<<<<

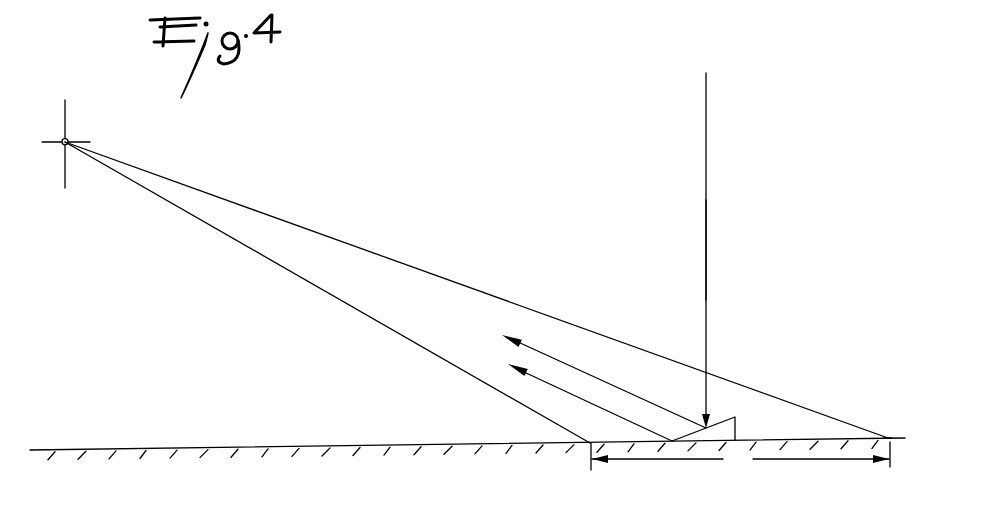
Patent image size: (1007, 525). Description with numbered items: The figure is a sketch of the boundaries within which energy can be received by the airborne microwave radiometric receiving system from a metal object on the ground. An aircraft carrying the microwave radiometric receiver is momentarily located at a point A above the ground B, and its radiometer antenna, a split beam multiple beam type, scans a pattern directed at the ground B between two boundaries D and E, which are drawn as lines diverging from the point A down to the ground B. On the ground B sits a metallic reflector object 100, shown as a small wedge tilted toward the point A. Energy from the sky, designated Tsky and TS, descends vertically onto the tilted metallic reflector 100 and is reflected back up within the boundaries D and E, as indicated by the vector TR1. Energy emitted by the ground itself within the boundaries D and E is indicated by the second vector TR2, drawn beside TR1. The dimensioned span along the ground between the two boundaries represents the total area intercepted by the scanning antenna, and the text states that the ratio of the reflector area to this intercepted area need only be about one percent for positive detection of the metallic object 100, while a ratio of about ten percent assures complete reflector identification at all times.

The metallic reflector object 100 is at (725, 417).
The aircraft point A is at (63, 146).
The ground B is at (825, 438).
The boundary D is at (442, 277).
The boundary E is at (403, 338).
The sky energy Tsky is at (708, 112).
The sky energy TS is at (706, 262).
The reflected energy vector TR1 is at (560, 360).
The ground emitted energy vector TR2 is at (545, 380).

>>>>
<<<<

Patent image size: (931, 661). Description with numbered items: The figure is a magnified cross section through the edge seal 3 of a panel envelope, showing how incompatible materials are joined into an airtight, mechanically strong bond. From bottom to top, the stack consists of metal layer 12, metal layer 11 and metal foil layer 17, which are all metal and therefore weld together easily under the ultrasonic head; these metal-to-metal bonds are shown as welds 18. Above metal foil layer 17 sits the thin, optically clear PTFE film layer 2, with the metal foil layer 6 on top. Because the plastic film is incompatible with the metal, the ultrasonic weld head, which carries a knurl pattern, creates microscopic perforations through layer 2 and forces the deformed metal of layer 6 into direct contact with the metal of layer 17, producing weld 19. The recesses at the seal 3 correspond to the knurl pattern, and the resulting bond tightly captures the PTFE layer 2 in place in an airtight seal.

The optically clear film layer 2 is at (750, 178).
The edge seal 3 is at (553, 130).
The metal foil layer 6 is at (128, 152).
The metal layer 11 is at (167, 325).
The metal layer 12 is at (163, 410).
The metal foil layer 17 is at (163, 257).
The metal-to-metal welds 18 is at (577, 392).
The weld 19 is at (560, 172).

>>>>
<<<<

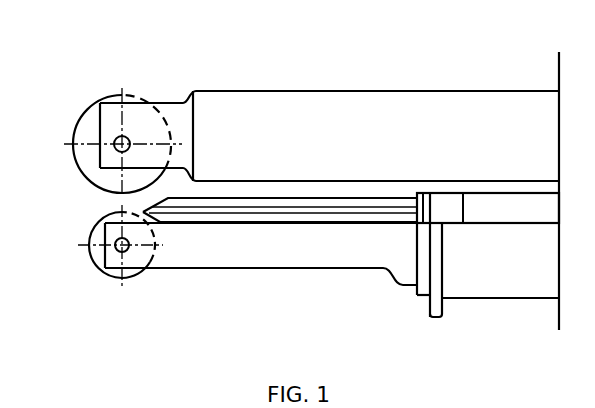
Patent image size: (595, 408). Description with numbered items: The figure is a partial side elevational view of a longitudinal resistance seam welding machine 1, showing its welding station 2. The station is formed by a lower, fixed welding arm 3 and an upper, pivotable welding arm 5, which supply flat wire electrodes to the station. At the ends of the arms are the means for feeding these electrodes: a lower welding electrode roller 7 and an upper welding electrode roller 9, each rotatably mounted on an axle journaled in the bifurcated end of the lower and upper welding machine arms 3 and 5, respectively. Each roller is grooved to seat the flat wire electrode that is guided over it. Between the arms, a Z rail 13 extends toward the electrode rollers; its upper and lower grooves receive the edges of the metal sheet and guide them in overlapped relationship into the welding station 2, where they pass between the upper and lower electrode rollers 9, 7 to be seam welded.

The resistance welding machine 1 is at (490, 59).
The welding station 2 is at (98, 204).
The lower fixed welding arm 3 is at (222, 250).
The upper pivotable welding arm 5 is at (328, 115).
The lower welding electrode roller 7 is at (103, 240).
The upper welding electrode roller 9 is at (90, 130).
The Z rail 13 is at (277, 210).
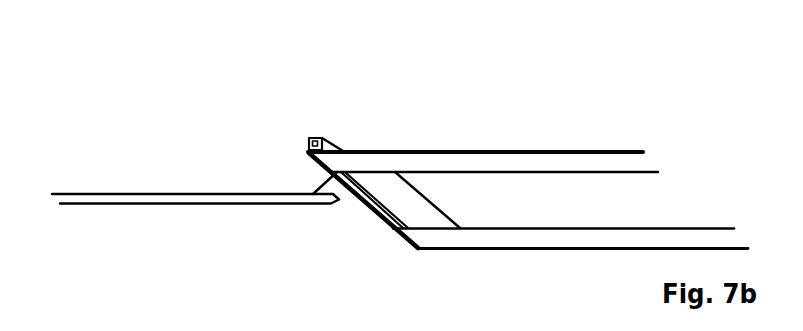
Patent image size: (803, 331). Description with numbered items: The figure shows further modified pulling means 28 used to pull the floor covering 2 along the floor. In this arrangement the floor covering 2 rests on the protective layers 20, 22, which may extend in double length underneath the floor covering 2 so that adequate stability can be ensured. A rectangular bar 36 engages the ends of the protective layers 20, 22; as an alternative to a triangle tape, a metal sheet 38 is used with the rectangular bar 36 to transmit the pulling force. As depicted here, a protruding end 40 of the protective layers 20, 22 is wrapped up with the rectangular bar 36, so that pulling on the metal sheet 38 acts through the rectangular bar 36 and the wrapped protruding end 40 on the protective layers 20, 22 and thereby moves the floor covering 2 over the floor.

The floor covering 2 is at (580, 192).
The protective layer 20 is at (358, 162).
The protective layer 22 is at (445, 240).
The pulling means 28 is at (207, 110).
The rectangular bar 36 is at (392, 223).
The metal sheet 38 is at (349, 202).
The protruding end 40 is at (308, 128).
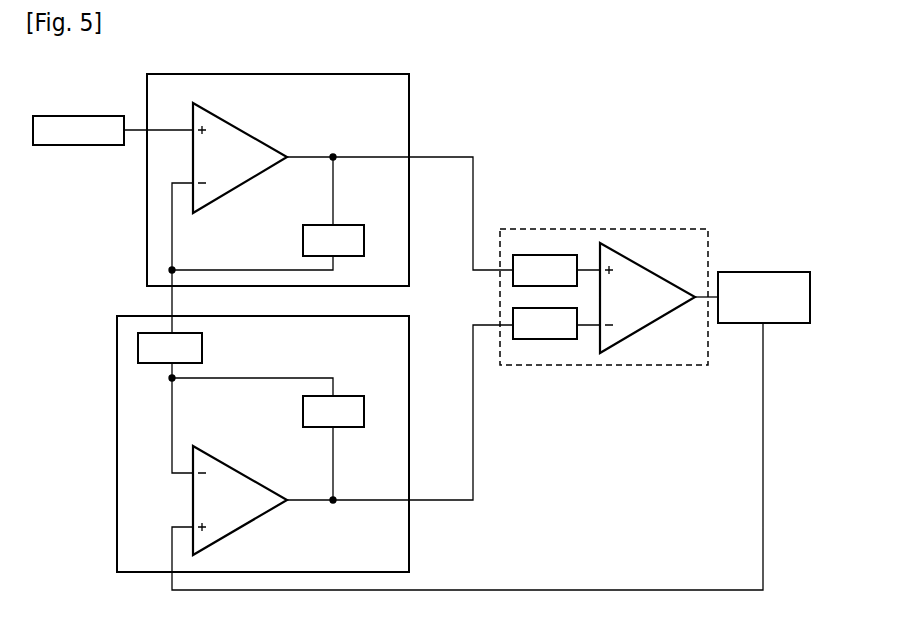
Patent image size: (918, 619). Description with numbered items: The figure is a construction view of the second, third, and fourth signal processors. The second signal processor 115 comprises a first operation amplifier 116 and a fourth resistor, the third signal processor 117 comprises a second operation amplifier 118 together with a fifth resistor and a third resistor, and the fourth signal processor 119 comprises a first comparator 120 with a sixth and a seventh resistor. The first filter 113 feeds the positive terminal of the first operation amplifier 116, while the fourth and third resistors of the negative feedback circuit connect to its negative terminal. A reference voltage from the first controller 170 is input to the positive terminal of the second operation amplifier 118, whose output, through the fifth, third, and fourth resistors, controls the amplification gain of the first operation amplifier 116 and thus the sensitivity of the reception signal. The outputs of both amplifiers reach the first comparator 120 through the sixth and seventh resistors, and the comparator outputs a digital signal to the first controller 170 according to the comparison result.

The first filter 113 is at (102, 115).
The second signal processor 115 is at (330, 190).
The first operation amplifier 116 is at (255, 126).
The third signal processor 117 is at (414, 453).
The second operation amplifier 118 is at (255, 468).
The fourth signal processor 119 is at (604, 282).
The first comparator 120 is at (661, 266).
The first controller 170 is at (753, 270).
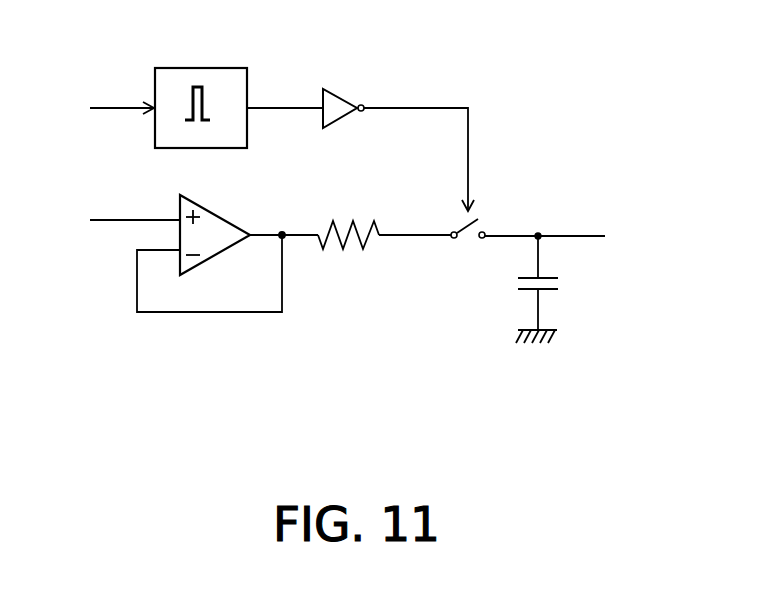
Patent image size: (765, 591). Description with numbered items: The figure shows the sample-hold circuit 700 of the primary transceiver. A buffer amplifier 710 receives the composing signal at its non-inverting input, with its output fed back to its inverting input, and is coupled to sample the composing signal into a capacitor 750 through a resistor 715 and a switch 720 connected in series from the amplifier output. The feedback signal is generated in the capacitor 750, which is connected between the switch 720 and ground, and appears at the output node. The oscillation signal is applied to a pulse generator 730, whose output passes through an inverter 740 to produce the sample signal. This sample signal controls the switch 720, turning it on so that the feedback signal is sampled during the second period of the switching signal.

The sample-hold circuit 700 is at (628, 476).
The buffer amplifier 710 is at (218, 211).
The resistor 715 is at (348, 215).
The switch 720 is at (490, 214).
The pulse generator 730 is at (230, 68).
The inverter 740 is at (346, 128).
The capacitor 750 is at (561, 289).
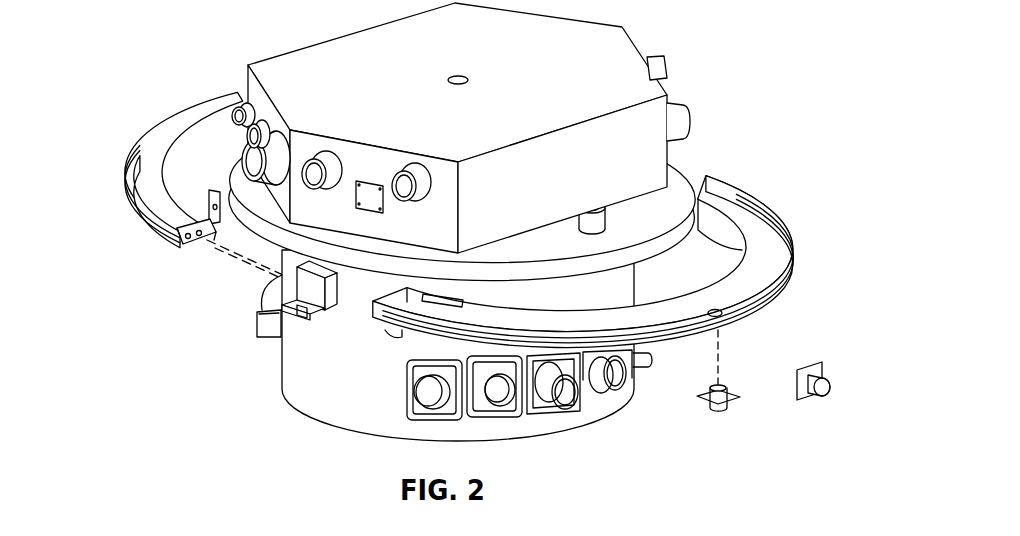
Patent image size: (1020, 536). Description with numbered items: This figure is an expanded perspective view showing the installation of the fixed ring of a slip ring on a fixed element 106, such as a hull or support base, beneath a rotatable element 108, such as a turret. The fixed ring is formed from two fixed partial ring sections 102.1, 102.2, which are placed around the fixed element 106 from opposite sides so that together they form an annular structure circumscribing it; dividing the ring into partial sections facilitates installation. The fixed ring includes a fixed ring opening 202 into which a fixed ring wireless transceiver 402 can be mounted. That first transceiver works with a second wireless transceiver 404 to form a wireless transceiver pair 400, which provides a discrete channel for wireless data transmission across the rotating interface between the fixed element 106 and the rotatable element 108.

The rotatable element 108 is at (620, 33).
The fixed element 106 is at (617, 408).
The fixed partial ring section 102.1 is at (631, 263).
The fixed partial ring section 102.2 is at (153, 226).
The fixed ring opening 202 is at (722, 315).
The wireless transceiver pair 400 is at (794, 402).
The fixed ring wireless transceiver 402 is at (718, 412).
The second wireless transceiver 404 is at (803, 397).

>>>>

- BRIEF: Turn the stretch of records from the line containing "Patent image size: (765, 591)." through the line containing "The switch 720 is at (490, 214)." into a Markdown table with the columns Row and Text. Number each line and leave out blank lines.

- COMPLETE OUTPUT:
| Row | Text |
|---|---|
| 1 | Patent image size: (765, 591). Description with numbered items: The figure shows the sample-hold circuit 700 of the primary transceiver. A buffer amplifier 710 receives the composing signal at its non-inverting input, with its output fed back to its inverting input, and is coupled to sample the composing signal into a capacitor 750 through a resistor 715 and a switch 720 connected in series from the amplifier output. The feedback signal is generated in the capacitor 750, which is connected between the switch 720 and ground, and appears at the output node. The oscillation signal is applied to a pulse generator 730, whose output passes through an inverter 740 to produce the sample signal. This sample signal controls the switch 720, turning it on so that the feedback signal is sampled during the second period of the switching signal. |
| 2 | The sample-hold circuit 700 is at (628, 476). |
| 3 | The buffer amplifier 710 is at (218, 211). |
| 4 | The resistor 715 is at (348, 215). |
| 5 | The switch 720 is at (490, 214). |